[Stored data entries]
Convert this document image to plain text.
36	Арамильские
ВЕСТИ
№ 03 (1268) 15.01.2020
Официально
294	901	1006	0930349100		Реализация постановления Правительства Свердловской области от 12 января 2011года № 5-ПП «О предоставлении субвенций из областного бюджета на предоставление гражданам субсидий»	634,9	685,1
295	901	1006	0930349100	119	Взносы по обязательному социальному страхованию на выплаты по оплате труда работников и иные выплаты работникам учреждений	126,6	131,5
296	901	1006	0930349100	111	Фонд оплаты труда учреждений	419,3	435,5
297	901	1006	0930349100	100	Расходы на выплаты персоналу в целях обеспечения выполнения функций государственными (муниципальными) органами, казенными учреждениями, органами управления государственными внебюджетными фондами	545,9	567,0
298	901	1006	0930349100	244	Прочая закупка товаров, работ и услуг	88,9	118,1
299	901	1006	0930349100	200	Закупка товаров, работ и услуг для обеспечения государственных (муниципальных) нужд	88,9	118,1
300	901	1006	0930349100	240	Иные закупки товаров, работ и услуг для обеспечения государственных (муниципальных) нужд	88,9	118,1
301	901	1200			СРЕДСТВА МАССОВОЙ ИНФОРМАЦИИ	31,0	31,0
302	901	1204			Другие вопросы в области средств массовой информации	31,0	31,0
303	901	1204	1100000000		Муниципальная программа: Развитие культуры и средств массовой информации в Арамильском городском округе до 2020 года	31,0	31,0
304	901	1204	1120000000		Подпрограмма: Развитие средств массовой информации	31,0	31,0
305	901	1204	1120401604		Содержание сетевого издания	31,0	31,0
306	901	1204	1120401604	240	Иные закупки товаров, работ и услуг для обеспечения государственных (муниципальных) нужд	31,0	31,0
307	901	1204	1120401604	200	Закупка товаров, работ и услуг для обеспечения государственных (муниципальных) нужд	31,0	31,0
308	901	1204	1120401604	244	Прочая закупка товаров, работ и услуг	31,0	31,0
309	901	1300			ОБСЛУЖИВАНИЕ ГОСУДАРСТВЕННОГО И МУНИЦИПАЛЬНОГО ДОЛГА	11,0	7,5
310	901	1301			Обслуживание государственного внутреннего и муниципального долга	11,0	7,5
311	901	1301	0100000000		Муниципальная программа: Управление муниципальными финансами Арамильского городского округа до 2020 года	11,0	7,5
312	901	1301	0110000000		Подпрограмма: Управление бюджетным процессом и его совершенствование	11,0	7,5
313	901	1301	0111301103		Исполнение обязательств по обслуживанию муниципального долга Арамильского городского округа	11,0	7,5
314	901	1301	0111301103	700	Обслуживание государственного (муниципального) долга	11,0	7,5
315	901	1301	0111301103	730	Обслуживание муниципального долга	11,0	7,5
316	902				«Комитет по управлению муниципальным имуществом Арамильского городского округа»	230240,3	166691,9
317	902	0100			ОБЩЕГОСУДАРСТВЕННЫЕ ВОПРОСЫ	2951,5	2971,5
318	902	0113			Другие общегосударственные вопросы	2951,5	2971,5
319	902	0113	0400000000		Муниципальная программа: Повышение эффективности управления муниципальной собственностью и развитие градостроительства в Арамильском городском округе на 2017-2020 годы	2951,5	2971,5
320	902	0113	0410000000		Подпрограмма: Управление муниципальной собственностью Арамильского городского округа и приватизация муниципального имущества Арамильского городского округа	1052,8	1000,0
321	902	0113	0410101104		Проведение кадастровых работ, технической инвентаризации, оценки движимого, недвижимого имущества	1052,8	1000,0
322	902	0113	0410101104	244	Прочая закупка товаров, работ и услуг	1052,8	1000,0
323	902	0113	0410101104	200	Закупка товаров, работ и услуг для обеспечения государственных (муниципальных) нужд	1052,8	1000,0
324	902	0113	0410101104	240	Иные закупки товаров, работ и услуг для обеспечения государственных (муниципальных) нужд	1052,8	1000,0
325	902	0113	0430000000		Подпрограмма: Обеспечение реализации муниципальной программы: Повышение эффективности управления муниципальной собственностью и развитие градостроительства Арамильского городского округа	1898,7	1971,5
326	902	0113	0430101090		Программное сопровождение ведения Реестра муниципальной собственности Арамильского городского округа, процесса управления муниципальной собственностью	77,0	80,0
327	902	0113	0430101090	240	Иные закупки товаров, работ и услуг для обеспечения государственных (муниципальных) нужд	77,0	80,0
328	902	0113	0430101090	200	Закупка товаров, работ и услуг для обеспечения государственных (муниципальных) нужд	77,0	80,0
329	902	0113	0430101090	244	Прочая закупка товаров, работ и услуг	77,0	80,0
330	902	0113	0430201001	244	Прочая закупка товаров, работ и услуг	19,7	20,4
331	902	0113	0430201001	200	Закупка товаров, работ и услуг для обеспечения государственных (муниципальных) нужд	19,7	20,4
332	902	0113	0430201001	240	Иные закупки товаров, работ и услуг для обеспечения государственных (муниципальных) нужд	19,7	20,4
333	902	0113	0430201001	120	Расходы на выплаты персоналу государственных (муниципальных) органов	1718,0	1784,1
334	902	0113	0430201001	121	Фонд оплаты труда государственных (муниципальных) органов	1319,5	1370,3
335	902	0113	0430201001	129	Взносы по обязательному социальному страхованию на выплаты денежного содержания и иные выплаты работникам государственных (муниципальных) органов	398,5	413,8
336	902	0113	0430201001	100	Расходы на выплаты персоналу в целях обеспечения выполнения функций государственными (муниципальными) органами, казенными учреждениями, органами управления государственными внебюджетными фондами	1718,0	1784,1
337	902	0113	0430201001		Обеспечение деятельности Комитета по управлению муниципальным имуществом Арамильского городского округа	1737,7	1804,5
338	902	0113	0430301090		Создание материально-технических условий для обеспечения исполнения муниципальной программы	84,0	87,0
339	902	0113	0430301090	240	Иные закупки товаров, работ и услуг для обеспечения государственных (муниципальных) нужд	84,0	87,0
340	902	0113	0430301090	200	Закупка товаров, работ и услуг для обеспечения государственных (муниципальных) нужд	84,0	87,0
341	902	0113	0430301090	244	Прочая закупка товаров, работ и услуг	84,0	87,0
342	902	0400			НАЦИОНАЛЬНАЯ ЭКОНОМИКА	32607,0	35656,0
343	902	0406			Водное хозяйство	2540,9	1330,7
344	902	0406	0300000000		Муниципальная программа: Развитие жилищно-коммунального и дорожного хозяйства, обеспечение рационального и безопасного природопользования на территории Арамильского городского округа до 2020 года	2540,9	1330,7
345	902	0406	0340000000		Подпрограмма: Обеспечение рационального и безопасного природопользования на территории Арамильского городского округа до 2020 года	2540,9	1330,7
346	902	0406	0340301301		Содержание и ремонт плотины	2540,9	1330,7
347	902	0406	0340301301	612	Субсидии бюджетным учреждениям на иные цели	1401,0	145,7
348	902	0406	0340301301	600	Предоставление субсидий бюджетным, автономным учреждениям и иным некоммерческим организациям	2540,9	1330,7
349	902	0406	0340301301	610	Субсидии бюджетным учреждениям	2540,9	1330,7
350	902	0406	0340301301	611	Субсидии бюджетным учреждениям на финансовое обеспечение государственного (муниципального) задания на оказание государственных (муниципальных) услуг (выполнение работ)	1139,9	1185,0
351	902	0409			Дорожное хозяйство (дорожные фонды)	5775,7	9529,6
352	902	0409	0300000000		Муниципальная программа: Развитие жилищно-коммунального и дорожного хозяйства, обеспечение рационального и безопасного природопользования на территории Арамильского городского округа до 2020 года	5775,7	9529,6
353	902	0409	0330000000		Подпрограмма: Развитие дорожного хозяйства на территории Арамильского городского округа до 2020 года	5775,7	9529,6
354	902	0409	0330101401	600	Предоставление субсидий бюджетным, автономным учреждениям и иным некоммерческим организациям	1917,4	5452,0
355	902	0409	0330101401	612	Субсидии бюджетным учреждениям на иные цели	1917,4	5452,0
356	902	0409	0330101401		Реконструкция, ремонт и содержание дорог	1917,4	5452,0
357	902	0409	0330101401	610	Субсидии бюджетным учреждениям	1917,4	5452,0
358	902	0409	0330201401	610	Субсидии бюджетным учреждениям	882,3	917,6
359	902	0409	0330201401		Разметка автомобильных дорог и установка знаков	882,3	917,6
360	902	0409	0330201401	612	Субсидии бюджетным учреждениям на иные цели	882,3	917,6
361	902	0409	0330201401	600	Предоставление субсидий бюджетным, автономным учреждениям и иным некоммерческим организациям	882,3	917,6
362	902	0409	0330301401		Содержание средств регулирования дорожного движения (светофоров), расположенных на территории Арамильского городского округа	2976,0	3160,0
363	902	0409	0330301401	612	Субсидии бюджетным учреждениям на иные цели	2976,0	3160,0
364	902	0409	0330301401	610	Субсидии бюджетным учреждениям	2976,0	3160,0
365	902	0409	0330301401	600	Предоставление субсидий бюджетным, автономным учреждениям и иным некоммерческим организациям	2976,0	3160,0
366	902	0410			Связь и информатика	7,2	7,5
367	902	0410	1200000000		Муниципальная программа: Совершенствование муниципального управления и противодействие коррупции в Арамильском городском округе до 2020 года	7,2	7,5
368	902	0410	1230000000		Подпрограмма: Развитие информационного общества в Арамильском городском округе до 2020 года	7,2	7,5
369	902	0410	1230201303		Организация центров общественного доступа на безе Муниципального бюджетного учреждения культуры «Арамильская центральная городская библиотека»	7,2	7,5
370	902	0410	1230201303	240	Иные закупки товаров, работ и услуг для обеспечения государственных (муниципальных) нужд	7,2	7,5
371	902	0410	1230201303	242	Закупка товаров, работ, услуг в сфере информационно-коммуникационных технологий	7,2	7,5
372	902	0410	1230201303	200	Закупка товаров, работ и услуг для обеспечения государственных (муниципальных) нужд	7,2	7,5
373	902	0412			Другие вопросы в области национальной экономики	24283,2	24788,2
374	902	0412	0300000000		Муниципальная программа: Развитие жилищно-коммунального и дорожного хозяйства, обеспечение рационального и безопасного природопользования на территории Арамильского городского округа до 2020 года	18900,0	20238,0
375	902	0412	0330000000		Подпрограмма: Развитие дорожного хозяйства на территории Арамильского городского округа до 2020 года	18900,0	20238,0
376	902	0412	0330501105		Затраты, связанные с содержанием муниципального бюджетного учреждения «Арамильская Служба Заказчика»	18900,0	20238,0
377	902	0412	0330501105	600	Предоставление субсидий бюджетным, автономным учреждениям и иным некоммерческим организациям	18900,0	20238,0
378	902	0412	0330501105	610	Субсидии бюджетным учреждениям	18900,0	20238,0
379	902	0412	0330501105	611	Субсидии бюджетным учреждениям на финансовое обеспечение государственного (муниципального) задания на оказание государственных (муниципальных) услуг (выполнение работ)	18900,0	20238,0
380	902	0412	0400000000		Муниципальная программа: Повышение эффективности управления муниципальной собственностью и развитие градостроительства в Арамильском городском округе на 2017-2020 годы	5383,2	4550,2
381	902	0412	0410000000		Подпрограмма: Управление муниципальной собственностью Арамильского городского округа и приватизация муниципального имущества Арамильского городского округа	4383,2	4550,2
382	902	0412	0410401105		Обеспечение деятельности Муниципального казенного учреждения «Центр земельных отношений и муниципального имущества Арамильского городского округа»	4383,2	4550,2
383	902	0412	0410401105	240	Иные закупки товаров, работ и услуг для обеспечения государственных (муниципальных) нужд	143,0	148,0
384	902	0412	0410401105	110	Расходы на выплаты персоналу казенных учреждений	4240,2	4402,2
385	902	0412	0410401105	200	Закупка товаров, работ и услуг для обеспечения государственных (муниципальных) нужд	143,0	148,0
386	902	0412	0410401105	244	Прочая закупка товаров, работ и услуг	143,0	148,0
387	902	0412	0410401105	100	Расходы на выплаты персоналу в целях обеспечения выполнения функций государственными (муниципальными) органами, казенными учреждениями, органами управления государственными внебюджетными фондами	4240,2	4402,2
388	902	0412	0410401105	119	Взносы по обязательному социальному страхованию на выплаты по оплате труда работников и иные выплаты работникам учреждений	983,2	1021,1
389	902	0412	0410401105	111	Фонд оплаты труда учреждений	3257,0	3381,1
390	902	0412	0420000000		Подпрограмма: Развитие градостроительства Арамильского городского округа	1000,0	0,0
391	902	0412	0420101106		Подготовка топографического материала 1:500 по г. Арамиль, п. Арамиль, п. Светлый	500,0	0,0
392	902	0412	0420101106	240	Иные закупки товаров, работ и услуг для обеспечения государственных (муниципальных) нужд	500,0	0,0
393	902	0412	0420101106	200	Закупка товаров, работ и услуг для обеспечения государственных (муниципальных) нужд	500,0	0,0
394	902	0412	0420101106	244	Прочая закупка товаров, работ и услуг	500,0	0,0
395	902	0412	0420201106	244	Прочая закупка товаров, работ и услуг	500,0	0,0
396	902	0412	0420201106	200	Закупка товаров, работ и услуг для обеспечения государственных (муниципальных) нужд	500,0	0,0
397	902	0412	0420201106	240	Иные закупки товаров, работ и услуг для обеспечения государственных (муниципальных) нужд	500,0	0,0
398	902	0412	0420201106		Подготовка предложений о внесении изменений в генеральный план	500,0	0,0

*Problem:* Copy each line above that contains the word "деятельности".

*Written solution:*
337	902	0113	0430201001		Обеспечение деятельности Комитета по управлению муниципальным имуществом Арамильского городского округа	1737,7	1804,5
382	902	0412	0410401105		Обеспечение деятельности Муниципального казенного учреждения «Центр земельных отношений и муниципального имущества Арамильского городского округа»	4383,2	4550,2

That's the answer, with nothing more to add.